Exercise description -
Identify each line containing the word "image" and copy it.

Material provided -
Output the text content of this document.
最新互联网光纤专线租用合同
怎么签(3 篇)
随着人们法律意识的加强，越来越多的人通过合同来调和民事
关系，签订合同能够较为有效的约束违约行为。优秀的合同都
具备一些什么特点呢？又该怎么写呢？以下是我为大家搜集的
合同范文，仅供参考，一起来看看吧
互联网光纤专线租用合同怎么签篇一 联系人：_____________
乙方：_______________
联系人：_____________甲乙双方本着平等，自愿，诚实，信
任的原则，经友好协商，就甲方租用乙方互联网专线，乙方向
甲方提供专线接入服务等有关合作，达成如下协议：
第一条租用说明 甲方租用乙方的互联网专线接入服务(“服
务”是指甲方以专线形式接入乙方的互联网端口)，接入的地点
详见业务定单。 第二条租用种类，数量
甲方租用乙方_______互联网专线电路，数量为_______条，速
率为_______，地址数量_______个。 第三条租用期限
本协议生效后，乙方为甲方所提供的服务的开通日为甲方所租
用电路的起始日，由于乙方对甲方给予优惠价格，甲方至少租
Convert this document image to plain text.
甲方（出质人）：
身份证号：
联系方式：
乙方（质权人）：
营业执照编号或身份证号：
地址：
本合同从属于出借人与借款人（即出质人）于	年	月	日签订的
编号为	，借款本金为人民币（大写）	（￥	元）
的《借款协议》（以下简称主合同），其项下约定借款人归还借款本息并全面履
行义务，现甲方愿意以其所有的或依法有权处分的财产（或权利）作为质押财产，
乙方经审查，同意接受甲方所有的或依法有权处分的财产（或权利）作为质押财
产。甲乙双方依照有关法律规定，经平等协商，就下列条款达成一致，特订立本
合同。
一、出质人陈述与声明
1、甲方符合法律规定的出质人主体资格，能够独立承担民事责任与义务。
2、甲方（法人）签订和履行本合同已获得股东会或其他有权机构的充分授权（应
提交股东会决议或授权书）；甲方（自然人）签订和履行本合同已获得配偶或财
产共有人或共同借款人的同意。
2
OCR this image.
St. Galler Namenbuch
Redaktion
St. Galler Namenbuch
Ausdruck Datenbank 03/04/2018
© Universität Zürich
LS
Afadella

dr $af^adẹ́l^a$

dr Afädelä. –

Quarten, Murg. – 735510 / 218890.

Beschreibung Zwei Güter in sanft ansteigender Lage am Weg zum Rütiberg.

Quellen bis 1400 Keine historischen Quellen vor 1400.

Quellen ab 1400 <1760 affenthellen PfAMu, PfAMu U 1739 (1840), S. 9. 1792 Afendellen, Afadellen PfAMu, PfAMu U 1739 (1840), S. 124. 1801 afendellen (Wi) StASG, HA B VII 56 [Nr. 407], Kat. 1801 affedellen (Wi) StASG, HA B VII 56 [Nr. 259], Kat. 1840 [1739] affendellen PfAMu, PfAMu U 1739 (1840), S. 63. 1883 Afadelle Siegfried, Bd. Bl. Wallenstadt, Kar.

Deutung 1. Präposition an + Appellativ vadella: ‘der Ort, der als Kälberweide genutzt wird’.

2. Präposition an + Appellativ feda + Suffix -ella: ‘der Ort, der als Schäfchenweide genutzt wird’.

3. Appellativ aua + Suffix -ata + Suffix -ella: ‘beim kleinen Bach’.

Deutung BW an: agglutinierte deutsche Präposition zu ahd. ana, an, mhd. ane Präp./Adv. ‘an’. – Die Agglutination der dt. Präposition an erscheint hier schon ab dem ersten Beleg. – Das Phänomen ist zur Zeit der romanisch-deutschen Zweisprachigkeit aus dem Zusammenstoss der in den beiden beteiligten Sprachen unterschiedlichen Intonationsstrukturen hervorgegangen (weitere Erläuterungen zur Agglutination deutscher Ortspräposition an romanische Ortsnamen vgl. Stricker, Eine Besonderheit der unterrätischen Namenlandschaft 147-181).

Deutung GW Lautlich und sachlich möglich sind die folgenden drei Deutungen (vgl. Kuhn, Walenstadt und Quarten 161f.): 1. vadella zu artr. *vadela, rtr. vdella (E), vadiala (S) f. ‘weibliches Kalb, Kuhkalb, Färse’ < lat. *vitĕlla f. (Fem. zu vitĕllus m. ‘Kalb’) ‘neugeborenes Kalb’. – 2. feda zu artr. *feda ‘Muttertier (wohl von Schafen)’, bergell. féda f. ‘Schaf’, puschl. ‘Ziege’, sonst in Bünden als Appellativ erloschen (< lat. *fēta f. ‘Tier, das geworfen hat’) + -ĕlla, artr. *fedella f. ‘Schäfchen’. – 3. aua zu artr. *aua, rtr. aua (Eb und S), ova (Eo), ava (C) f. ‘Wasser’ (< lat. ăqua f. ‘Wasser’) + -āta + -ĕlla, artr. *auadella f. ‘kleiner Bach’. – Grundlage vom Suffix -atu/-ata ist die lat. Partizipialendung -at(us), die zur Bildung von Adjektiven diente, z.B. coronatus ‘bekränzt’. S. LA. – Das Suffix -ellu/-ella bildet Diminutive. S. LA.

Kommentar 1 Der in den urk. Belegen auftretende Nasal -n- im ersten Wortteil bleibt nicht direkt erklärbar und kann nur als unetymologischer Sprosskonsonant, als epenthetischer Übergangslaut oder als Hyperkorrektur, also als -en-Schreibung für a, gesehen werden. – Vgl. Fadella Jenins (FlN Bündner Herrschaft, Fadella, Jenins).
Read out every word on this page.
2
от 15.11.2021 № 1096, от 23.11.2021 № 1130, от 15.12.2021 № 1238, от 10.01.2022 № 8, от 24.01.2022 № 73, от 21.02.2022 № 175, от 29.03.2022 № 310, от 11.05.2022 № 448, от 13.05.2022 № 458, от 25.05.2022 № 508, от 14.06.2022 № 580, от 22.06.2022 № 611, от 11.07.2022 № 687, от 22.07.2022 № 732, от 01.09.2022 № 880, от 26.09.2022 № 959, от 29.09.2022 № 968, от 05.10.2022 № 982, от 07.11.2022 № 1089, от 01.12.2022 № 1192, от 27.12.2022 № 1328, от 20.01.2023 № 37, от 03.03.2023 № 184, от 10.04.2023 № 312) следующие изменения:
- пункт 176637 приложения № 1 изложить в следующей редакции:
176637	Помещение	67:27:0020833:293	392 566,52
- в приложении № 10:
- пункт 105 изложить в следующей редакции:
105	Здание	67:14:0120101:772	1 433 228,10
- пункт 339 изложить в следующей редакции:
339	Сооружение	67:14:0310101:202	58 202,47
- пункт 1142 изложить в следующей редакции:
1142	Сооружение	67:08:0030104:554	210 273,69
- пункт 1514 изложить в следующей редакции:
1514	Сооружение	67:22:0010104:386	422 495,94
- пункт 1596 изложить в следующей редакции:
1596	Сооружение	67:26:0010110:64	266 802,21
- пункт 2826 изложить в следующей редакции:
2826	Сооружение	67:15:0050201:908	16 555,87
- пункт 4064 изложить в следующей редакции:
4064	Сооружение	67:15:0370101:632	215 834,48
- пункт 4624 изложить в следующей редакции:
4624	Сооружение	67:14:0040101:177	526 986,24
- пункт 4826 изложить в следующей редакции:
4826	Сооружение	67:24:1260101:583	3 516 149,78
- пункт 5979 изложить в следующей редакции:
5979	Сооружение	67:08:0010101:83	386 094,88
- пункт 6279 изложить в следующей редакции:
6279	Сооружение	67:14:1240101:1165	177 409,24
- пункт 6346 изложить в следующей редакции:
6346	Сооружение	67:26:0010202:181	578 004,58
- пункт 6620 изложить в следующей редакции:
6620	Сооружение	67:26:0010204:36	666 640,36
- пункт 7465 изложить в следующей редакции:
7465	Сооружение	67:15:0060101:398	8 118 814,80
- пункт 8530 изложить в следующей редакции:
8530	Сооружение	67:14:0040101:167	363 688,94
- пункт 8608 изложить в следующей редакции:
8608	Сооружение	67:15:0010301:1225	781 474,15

Expected answer -
Convert this document image to plain text.
OCR this image.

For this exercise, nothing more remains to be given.